Items from a dataset

>>

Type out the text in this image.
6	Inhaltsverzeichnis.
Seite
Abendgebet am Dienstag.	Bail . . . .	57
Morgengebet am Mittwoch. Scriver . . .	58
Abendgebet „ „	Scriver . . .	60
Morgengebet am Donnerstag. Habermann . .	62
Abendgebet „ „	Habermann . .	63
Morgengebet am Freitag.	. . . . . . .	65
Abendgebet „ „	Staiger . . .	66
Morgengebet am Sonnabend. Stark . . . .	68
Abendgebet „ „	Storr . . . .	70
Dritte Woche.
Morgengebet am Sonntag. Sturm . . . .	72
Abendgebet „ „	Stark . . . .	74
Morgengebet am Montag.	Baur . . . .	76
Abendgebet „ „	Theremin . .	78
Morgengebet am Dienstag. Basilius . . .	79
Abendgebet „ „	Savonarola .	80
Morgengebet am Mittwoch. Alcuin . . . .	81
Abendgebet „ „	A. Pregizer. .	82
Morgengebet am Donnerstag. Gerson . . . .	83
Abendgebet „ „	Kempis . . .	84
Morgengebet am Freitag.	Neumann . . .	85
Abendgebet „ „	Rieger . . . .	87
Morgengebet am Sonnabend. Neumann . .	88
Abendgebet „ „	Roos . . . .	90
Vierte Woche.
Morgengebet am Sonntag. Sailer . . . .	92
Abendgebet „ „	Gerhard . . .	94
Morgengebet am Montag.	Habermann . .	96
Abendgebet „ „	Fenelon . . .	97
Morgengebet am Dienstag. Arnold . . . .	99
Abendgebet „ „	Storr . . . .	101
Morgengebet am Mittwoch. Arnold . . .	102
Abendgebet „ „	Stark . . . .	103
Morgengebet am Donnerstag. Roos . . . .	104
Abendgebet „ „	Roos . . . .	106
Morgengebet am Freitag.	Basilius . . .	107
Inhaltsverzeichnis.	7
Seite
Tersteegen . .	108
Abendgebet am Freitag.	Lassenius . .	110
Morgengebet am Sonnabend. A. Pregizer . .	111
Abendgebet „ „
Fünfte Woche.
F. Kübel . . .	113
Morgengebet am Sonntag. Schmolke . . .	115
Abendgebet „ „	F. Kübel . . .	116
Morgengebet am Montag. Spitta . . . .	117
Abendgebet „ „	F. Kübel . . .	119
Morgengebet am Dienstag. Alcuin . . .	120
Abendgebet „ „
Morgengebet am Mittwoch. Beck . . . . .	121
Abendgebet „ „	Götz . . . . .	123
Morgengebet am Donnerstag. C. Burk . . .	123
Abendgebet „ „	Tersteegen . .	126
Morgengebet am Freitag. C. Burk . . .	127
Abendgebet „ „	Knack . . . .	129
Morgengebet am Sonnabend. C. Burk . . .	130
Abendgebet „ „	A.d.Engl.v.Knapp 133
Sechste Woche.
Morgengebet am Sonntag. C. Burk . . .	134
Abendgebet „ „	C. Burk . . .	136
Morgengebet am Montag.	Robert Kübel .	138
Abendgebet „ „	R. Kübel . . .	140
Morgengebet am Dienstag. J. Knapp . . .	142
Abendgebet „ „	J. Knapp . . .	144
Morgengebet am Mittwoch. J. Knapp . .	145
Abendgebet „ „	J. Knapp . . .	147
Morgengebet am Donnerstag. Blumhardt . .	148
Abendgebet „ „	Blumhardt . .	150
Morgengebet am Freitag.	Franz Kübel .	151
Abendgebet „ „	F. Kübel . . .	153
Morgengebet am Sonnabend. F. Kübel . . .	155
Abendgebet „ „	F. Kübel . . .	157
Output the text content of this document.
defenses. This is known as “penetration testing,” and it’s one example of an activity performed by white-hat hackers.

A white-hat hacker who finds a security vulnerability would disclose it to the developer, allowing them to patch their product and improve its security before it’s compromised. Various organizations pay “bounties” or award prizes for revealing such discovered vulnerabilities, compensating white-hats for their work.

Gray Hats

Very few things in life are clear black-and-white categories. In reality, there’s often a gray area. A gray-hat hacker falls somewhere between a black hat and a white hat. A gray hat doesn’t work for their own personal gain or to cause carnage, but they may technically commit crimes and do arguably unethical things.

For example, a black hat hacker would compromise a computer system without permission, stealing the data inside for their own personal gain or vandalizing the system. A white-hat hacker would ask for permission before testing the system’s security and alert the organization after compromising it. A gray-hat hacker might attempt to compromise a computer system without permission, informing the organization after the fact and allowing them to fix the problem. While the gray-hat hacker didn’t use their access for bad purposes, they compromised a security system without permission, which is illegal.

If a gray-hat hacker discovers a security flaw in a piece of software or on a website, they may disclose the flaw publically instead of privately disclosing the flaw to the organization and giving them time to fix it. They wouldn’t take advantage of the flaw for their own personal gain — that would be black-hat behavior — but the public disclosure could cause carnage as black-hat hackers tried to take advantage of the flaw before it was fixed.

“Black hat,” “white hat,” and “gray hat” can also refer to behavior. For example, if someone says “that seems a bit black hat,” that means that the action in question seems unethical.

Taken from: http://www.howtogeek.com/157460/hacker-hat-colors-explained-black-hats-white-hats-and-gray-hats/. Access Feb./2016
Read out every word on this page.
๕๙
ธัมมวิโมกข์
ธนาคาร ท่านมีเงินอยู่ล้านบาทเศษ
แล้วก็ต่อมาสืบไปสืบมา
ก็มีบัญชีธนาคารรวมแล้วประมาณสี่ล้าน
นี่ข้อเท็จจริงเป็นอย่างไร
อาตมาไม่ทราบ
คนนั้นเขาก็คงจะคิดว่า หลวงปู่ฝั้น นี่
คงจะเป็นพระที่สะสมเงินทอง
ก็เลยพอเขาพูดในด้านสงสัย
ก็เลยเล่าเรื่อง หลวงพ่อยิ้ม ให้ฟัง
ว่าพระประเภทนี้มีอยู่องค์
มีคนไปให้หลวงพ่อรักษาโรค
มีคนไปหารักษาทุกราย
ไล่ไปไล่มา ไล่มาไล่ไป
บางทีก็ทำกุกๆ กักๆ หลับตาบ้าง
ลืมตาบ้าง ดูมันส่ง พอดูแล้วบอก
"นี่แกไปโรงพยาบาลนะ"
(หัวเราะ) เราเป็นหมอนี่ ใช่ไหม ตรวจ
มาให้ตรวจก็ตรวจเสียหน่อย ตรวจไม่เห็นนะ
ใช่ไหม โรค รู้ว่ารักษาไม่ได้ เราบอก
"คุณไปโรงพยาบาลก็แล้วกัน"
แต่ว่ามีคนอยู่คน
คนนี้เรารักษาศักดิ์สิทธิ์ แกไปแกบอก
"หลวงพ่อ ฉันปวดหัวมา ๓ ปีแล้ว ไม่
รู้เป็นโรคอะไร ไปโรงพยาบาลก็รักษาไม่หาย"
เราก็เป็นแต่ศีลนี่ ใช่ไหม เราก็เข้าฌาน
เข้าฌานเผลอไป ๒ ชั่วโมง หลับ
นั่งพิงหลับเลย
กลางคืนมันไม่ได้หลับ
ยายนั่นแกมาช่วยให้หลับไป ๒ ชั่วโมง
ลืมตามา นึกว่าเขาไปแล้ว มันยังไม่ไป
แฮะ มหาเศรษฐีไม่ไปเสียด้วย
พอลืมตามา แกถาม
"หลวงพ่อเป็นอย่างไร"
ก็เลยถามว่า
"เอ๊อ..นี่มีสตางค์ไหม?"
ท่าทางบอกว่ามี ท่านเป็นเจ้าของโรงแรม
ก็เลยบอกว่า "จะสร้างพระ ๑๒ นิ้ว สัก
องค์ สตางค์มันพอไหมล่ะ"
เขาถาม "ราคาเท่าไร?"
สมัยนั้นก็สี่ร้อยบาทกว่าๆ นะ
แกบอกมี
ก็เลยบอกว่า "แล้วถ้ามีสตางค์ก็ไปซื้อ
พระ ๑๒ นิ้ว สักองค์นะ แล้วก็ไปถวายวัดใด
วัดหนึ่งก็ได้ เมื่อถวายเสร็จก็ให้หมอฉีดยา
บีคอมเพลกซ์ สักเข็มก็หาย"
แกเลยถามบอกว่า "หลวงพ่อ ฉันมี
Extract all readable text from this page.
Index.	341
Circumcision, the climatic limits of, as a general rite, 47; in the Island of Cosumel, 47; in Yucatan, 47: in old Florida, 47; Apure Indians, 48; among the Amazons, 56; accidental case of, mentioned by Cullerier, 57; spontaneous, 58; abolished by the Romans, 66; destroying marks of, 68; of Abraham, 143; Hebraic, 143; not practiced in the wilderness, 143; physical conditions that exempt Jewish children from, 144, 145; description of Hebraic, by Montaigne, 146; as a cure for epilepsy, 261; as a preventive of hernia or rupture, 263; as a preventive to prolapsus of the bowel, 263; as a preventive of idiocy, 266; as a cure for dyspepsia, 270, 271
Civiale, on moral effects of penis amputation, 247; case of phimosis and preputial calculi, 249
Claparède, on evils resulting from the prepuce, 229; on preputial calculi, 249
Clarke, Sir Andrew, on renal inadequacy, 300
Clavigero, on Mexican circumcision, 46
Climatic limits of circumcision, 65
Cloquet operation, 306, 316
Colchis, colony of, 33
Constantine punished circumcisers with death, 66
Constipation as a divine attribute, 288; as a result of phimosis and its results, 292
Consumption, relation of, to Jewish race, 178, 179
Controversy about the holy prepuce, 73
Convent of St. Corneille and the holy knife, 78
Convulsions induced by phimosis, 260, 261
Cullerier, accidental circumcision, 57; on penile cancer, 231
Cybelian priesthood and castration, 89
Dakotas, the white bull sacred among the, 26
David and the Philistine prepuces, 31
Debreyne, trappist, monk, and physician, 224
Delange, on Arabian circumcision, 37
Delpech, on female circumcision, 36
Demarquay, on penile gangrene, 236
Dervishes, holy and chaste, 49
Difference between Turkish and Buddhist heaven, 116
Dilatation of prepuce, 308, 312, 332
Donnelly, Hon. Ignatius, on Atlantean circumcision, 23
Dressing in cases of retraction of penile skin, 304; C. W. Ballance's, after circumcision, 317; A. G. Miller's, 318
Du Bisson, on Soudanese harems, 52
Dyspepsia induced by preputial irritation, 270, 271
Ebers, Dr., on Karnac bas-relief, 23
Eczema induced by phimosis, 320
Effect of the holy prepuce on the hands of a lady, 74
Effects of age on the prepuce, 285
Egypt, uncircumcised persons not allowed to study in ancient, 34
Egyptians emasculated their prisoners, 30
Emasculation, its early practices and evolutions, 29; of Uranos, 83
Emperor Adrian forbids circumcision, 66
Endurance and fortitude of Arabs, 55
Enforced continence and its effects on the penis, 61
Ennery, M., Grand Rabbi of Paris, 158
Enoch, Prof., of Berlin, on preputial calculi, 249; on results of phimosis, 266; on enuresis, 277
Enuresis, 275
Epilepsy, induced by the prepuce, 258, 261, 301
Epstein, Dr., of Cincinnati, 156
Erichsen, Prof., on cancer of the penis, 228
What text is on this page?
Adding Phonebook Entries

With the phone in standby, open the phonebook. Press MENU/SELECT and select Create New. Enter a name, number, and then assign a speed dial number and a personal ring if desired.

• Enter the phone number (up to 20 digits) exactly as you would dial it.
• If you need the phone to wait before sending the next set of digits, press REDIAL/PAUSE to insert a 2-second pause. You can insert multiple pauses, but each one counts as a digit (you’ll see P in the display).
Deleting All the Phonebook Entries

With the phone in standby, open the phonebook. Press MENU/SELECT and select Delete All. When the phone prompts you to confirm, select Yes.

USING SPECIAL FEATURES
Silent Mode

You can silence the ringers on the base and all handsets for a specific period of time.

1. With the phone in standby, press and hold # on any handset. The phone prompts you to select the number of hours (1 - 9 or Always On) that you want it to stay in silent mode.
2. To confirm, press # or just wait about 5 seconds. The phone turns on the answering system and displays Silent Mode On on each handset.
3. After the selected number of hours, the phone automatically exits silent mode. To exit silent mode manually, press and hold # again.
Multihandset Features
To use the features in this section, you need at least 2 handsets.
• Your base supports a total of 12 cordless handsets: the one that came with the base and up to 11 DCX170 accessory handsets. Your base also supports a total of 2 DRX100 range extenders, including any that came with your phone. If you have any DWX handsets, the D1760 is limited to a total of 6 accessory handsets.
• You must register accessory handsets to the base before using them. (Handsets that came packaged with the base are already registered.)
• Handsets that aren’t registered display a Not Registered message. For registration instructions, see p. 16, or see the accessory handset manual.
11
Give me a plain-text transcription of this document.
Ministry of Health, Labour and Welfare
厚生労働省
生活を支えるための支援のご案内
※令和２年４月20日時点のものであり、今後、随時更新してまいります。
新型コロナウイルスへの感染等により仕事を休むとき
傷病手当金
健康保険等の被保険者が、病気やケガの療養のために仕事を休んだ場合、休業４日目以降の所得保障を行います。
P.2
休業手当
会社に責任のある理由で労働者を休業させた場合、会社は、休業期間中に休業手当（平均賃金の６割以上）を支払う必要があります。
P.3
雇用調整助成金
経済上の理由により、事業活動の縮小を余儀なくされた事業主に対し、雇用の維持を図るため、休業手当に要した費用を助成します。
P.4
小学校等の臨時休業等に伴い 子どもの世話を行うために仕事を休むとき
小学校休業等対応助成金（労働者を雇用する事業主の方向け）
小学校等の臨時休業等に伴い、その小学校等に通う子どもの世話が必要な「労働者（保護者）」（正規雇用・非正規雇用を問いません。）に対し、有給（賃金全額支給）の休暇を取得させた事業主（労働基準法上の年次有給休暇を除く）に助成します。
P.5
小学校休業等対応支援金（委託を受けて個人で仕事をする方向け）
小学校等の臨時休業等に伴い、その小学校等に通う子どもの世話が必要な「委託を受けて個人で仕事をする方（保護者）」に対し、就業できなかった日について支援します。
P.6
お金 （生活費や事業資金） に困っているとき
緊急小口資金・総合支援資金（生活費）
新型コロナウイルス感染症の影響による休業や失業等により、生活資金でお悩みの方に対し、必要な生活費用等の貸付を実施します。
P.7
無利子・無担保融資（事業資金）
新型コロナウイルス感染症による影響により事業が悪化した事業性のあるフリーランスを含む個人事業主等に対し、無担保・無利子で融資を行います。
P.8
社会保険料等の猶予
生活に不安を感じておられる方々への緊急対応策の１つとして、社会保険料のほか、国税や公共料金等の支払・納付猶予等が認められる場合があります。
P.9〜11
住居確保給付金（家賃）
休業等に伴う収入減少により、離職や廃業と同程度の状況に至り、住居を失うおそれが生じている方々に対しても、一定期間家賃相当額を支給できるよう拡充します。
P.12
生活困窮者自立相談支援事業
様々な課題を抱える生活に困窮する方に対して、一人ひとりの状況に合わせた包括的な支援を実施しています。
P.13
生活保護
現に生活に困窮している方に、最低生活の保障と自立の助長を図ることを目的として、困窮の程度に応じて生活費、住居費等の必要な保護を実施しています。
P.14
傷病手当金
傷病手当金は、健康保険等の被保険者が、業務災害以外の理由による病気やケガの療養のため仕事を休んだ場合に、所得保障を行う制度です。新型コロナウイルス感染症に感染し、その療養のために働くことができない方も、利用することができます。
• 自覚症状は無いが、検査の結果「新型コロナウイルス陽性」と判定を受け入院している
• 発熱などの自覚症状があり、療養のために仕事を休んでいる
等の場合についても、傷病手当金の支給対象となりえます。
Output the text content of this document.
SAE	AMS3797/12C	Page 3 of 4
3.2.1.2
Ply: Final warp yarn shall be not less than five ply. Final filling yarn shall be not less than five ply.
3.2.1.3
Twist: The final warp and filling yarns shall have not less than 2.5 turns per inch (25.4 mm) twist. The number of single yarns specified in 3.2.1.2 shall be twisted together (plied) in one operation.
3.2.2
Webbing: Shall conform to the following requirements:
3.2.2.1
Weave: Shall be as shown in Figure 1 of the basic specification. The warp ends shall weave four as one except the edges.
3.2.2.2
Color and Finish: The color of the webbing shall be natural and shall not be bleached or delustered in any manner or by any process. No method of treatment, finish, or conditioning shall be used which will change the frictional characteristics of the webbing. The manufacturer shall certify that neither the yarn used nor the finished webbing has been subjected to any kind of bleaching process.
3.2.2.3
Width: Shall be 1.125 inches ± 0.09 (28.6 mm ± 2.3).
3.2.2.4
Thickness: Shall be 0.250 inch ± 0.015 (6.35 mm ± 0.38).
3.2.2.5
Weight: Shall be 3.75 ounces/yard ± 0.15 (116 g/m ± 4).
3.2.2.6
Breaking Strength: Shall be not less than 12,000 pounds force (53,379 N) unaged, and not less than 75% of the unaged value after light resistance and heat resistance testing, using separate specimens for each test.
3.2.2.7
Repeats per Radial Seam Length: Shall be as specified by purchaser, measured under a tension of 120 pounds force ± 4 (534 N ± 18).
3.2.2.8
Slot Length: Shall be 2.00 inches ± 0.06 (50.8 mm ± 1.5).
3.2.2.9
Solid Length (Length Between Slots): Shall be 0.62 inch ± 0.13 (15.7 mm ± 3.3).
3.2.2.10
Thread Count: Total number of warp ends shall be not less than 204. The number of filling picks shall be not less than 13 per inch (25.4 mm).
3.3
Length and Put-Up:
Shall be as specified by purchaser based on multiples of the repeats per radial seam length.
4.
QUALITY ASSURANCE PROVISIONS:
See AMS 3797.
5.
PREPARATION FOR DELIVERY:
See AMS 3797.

<<

- _Instructions for the task_:
In the entries above, find each line with the word "Tersteegen" and show it.

- _Final answer_:
Tersteegen . .	108
Abendgebet „ „	Tersteegen . .	126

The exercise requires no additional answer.